Exercise —
Exclude the pictures and retype the entries as written.

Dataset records
● ● ● ● ● ● ●

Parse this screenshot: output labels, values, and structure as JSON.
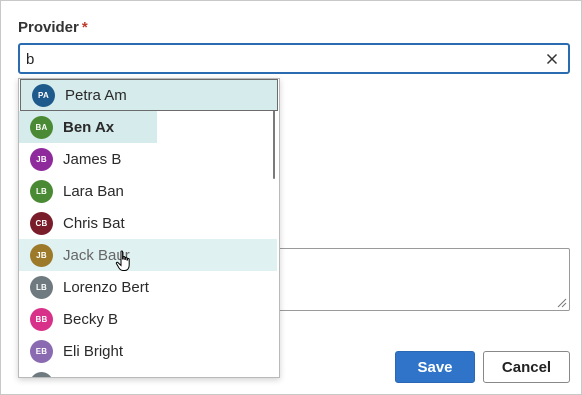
{
  "form": {
    "provider_label": "Provider",
    "required_mark": "*",
    "provider_value": "b",
    "save_label": "Save",
    "cancel_label": "Cancel"
  },
  "dropdown": {
    "options": [
      {
        "initials": "PA",
        "name": "Petra Am",
        "color": "#1f5a8c",
        "state": "outlined"
      },
      {
        "initials": "BA",
        "name": "Ben Ax",
        "color": "#4a8a34",
        "state": "highlighted"
      },
      {
        "initials": "JB",
        "name": "James B",
        "color": "#8e2a9b",
        "state": ""
      },
      {
        "initials": "LB",
        "name": "Lara Ban",
        "color": "#4a8a34",
        "state": ""
      },
      {
        "initials": "CB",
        "name": "Chris Bat",
        "color": "#7a1d2a",
        "state": ""
      },
      {
        "initials": "JB",
        "name": "Jack Baur",
        "color": "#9c7a2a",
        "state": "hovered"
      },
      {
        "initials": "LB",
        "name": "Lorenzo Bert",
        "color": "#6e7a80",
        "state": ""
      },
      {
        "initials": "BB",
        "name": "Becky B",
        "color": "#d8318a",
        "state": ""
      },
      {
        "initials": "EB",
        "name": "Eli Bright",
        "color": "#8a6ab0",
        "state": ""
      },
      {
        "initials": "",
        "name": "",
        "color": "#6e7a80",
        "state": "partial"
      }
    ]
  },
  "colors": {
    "accent": "#2f74c9",
    "required": "#c0392b",
    "highlight": "#d6ebeb"
  }
}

● ● ● ● ● ● ●

Solution to this problem —
Parse this screenshot: output labels, values, and structure as JSON.
{
  "form": {
    "provider_label": "Provider",
    "required_mark": "*",
    "provider_value": "b",
    "save_label": "Save",
    "cancel_label": "Cancel"
  },
  "dropdown": {
    "options": [
      {
        "initials": "PA",
        "name": "Petra Am",
        "color": "#1f5a8c",
        "state": "outlined"
      },
      {
        "initials": "BA",
        "name": "Ben Ax",
        "color": "#4a8a34",
        "state": "highlighted"
      },
      {
        "initials": "JB",
        "name": "James B",
        "color": "#8e2a9b",
        "state": ""
      },
      {
        "initials": "LB",
        "name": "Lara Ban",
        "color": "#4a8a34",
        "state": ""
      },
      {
        "initials": "CB",
        "name": "Chris Bat",
        "color": "#7a1d2a",
        "state": ""
      },
      {
        "initials": "JB",
        "name": "Jack Baur",
        "color": "#9c7a2a",
        "state": "hovered"
      },
      {
        "initials": "LB",
        "name": "Lorenzo Bert",
        "color": "#6e7a80",
        "state": ""
      },
      {
        "initials": "BB",
        "name": "Becky B",
        "color": "#d8318a",
        "state": ""
      },
      {
        "initials": "EB",
        "name": "Eli Bright",
        "color": "#8a6ab0",
        "state": ""
      },
      {
        "initials": "",
        "name": "",
        "color": "#6e7a80",
        "state": "partial"
      }
    ]
  },
  "colors": {
    "accent": "#2f74c9",
    "required": "#c0392b",
    "highlight": "#d6ebeb"
  }
}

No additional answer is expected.